begin Data in this exercise

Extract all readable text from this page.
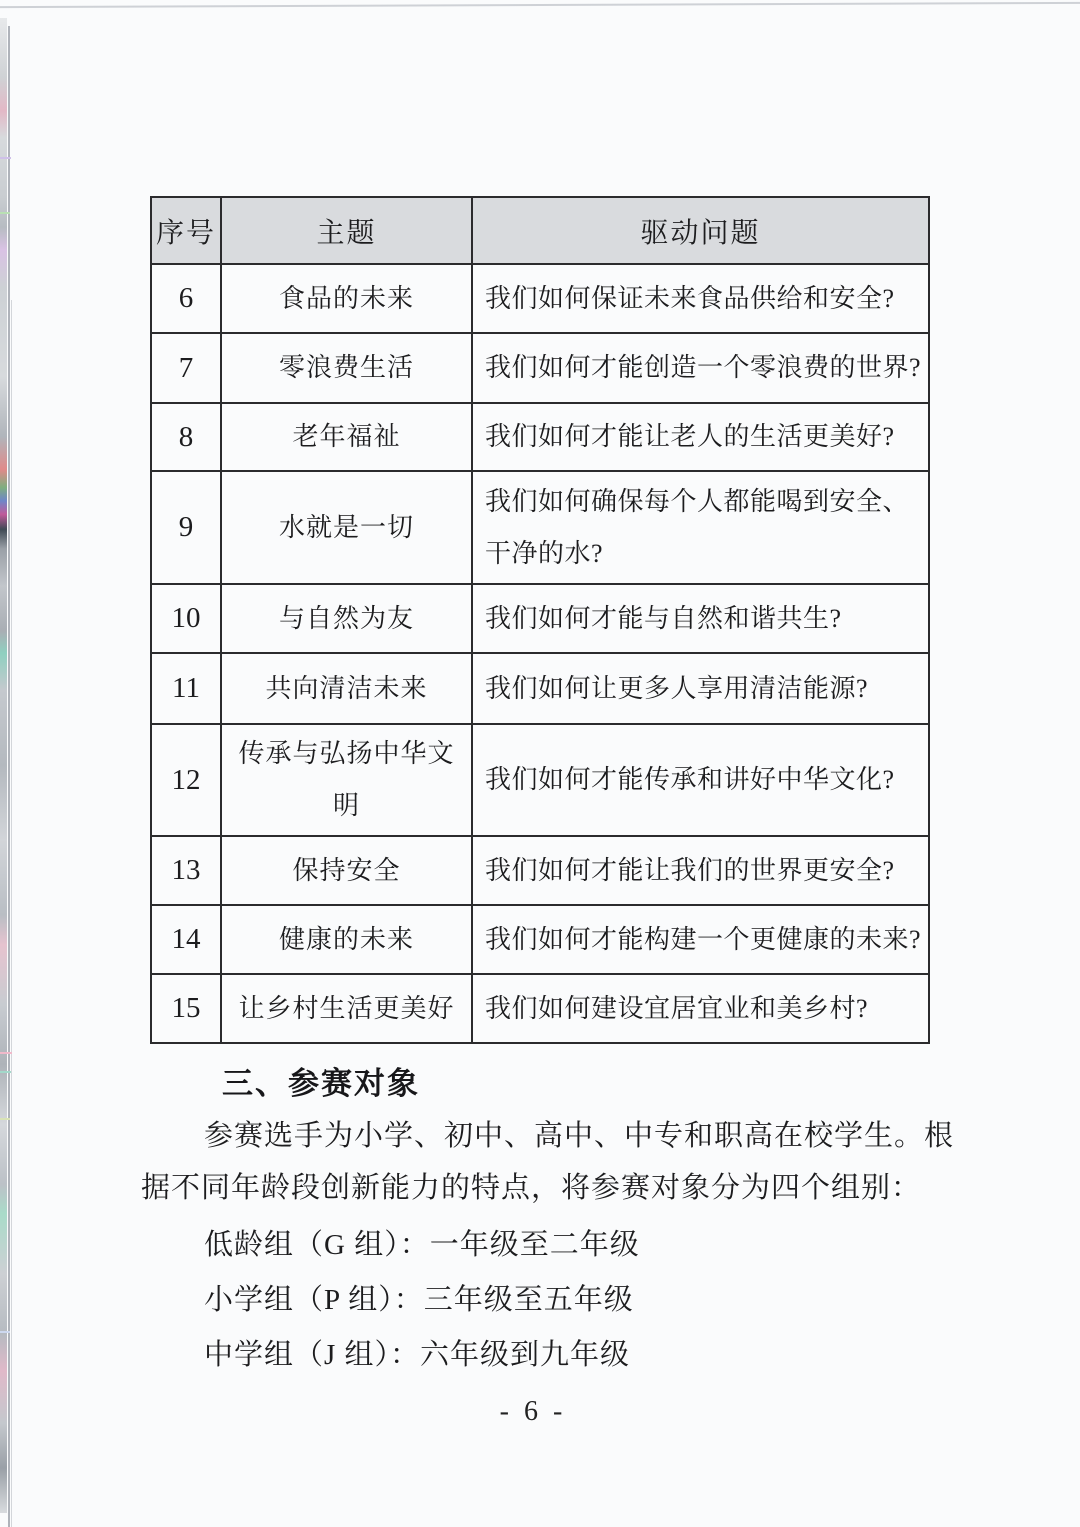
序号	主题	驱动问题
6	食品的未来	我们如何保证未来食品供给和安全?
7	零浪费生活	我们如何才能创造一个零浪费的世界?
8	老年福祉	我们如何才能让老人的生活更美好?
9	水就是一切	我们如何确保每个人都能喝到安全、干净的水?
10	与自然为友	我们如何才能与自然和谐共生?
11	共向清洁未来	我们如何让更多人享用清洁能源?
12	传承与弘扬中华文明	我们如何才能传承和讲好中华文化?
13	保持安全	我们如何才能让我们的世界更安全?
14	健康的未来	我们如何才能构建一个更健康的未来?
15	让乡村生活更美好	我们如何建设宜居宜业和美乡村?
三、参赛对象
参赛选手为小学、初中、高中、中专和职高在校学生。根
据不同年龄段创新能力的特点，将参赛对象分为四个组别：
低龄组（G 组）：一年级至二年级
小学组（P 组）：三年级至五年级
中学组（J 组）：六年级到九年级
- 6 -
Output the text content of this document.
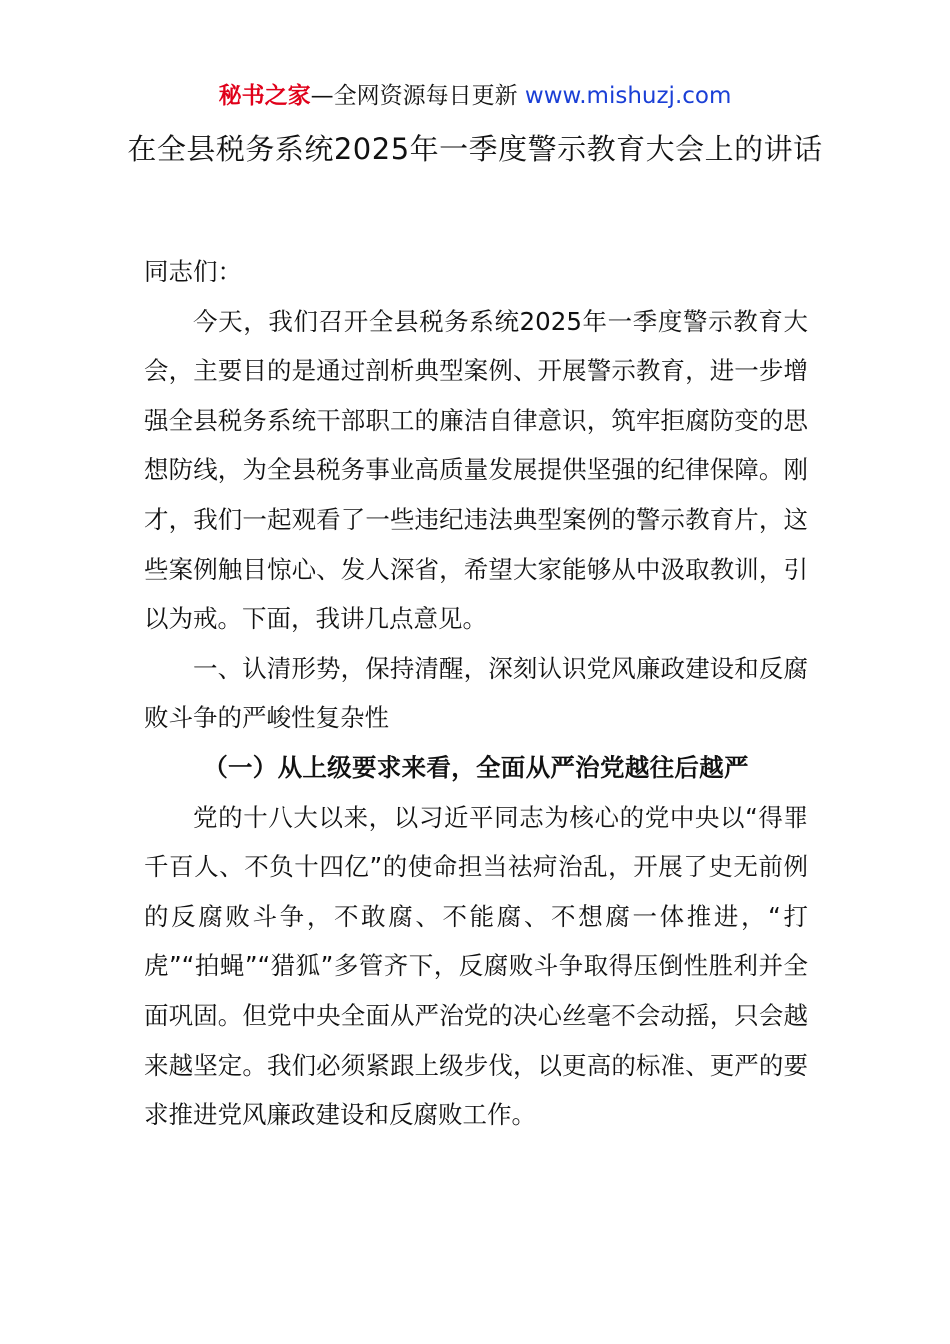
秘书之家—全网资源每日更新 www.mishuzj.com
在全县税务系统2025年一季度警示教育大会上的讲话

同志们：

今天，我们召开全县税务系统2025年一季度警示教育大会，主要目的是通过剖析典型案例、开展警示教育，进一步增强全县税务系统干部职工的廉洁自律意识，筑牢拒腐防变的思想防线，为全县税务事业高质量发展提供坚强的纪律保障。刚才，我们一起观看了一些违纪违法典型案例的警示教育片，这些案例触目惊心、发人深省，希望大家能够从中汲取教训，引以为戒。下面，我讲几点意见。

一、认清形势，保持清醒，深刻认识党风廉政建设和反腐败斗争的严峻性复杂性

（一）从上级要求来看，全面从严治党越往后越严

党的十八大以来，以习近平同志为核心的党中央以“得罪千百人、不负十四亿”的使命担当祛疴治乱，开展了史无前例的反腐败斗争，不敢腐、不能腐、不想腐一体推进，“打虎”“拍蝇”“猎狐”多管齐下，反腐败斗争取得压倒性胜利并全面巩固。但党中央全面从严治党的决心丝毫不会动摇，只会越来越坚定。我们必须紧跟上级步伐，以更高的标准、更严的要求推进党风廉政建设和反腐败工作。
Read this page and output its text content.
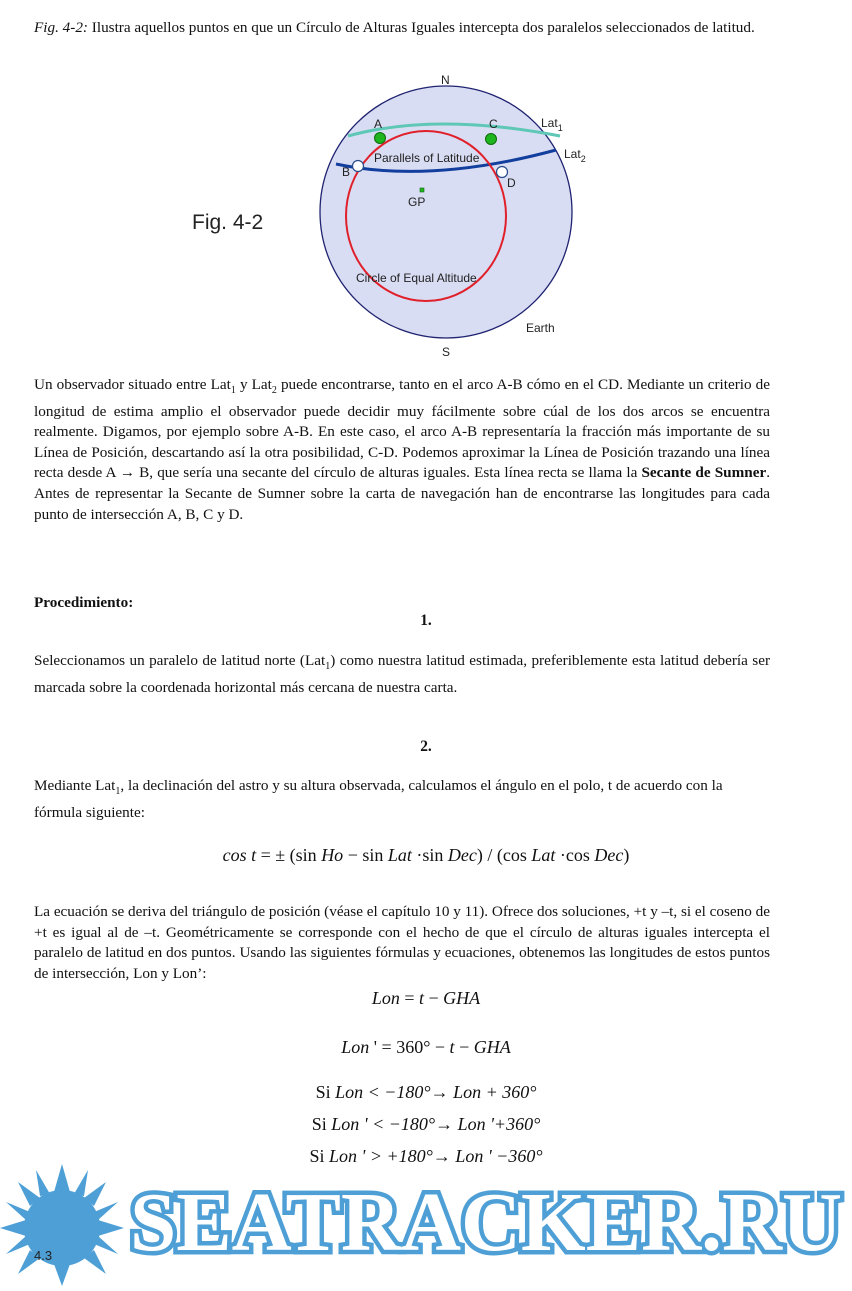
Fig. 4-2: Ilustra aquellos puntos en que un Círculo de Alturas Iguales intercepta dos paralelos seleccionados de latitud.

Fig. 4-2
N
S
A	C
B
D
Lat$_1$
Lat$_2$
Parallels of Latitude
GP
Circle of Equal Altitude
Earth

Un observador situado entre Lat$_1$ y Lat$_2$ puede encontrarse, tanto en el arco A-B cómo en el CD. Mediante un criterio de longitud de estima amplio el observador puede decidir muy fácilmente sobre cúal de los dos arcos se encuentra realmente. Digamos, por ejemplo sobre A-B. En este caso, el arco A-B representaría la fracción más importante de su Línea de Posición, descartando así la otra posibilidad, C-D. Podemos aproximar la Línea de Posición trazando una línea recta desde A → B, que sería una secante del círculo de alturas iguales. Esta línea recta se llama la Secante de Sumner. Antes de representar la Secante de Sumner sobre la carta de navegación han de encontrarse las longitudes para cada punto de intersección A, B, C y D.

Procedimiento:
1.

Seleccionamos un paralelo de latitud norte (Lat$_1$) como nuestra latitud estimada, preferiblemente esta latitud debería ser marcada sobre la coordenada horizontal más cercana de nuestra carta.

2.

Mediante Lat$_1$, la declinación del astro y su altura observada, calculamos el ángulo en el polo, t de acuerdo con la fórmula siguiente:

cos t = ± (sin Ho − sin Lat ·sin Dec) / (cos Lat ·cos Dec)

La ecuación se deriva del triángulo de posición (véase el capítulo 10 y 11). Ofrece dos soluciones, +t y –t, si el coseno de +t es igual al de –t. Geométricamente se corresponde con el hecho de que el círculo de alturas iguales intercepta el paralelo de latitud en dos puntos. Usando las siguientes fórmulas y ecuaciones, obtenemos las longitudes de estos puntos de intersección, Lon y Lon’:

Lon = t − GHA
Lon ' = 360° − t − GHA
Si Lon < −180°→ Lon + 360°
Si Lon ' < −180°→ Lon '+360°
Si Lon ' > +180°→ Lon ' −360°
SEATRACKER.RU
4.3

end Data in this exercise

Stated problem: Give back the entries verbatim. Do not include any picture.

Exercise response:
Extract all readable text from this page.
序号	主题	驱动问题
6	食品的未来	我们如何保证未来食品供给和安全?
7	零浪费生活	我们如何才能创造一个零浪费的世界?
8	老年福祉	我们如何才能让老人的生活更美好?
9	水就是一切	我们如何确保每个人都能喝到安全、干净的水?
10	与自然为友	我们如何才能与自然和谐共生?
11	共向清洁未来	我们如何让更多人享用清洁能源?
12	传承与弘扬中华文明	我们如何才能传承和讲好中华文化?
13	保持安全	我们如何才能让我们的世界更安全?
14	健康的未来	我们如何才能构建一个更健康的未来?
15	让乡村生活更美好	我们如何建设宜居宜业和美乡村?
三、参赛对象
参赛选手为小学、初中、高中、中专和职高在校学生。根
据不同年龄段创新能力的特点，将参赛对象分为四个组别：
低龄组（G 组）：一年级至二年级
小学组（P 组）：三年级至五年级
中学组（J 组）：六年级到九年级
- 6 -
Output the text content of this document.
秘书之家—全网资源每日更新 www.mishuzj.com
在全县税务系统2025年一季度警示教育大会上的讲话

同志们：

今天，我们召开全县税务系统2025年一季度警示教育大会，主要目的是通过剖析典型案例、开展警示教育，进一步增强全县税务系统干部职工的廉洁自律意识，筑牢拒腐防变的思想防线，为全县税务事业高质量发展提供坚强的纪律保障。刚才，我们一起观看了一些违纪违法典型案例的警示教育片，这些案例触目惊心、发人深省，希望大家能够从中汲取教训，引以为戒。下面，我讲几点意见。

一、认清形势，保持清醒，深刻认识党风廉政建设和反腐败斗争的严峻性复杂性

（一）从上级要求来看，全面从严治党越往后越严

党的十八大以来，以习近平同志为核心的党中央以“得罪千百人、不负十四亿”的使命担当祛疴治乱，开展了史无前例的反腐败斗争，不敢腐、不能腐、不想腐一体推进，“打虎”“拍蝇”“猎狐”多管齐下，反腐败斗争取得压倒性胜利并全面巩固。但党中央全面从严治党的决心丝毫不会动摇，只会越来越坚定。我们必须紧跟上级步伐，以更高的标准、更严的要求推进党风廉政建设和反腐败工作。
Read this page and output its text content.
Fig. 4-2: Ilustra aquellos puntos en que un Círculo de Alturas Iguales intercepta dos paralelos seleccionados de latitud.

Fig. 4-2
N
S
A	C
B
D
Lat$_1$
Lat$_2$
Parallels of Latitude
GP
Circle of Equal Altitude
Earth

Un observador situado entre Lat$_1$ y Lat$_2$ puede encontrarse, tanto en el arco A-B cómo en el CD. Mediante un criterio de longitud de estima amplio el observador puede decidir muy fácilmente sobre cúal de los dos arcos se encuentra realmente. Digamos, por ejemplo sobre A-B. En este caso, el arco A-B representaría la fracción más importante de su Línea de Posición, descartando así la otra posibilidad, C-D. Podemos aproximar la Línea de Posición trazando una línea recta desde A → B, que sería una secante del círculo de alturas iguales. Esta línea recta se llama la Secante de Sumner. Antes de representar la Secante de Sumner sobre la carta de navegación han de encontrarse las longitudes para cada punto de intersección A, B, C y D.

Procedimiento:
1.

Seleccionamos un paralelo de latitud norte (Lat$_1$) como nuestra latitud estimada, preferiblemente esta latitud debería ser marcada sobre la coordenada horizontal más cercana de nuestra carta.

2.

Mediante Lat$_1$, la declinación del astro y su altura observada, calculamos el ángulo en el polo, t de acuerdo con la fórmula siguiente:

cos t = ± (sin Ho − sin Lat ·sin Dec) / (cos Lat ·cos Dec)

La ecuación se deriva del triángulo de posición (véase el capítulo 10 y 11). Ofrece dos soluciones, +t y –t, si el coseno de +t es igual al de –t. Geométricamente se corresponde con el hecho de que el círculo de alturas iguales intercepta el paralelo de latitud en dos puntos. Usando las siguientes fórmulas y ecuaciones, obtenemos las longitudes de estos puntos de intersección, Lon y Lon’:

Lon = t − GHA
Lon ' = 360° − t − GHA
Si Lon < −180°→ Lon + 360°
Si Lon ' < −180°→ Lon '+360°
Si Lon ' > +180°→ Lon ' −360°
SEATRACKER.RU
4.3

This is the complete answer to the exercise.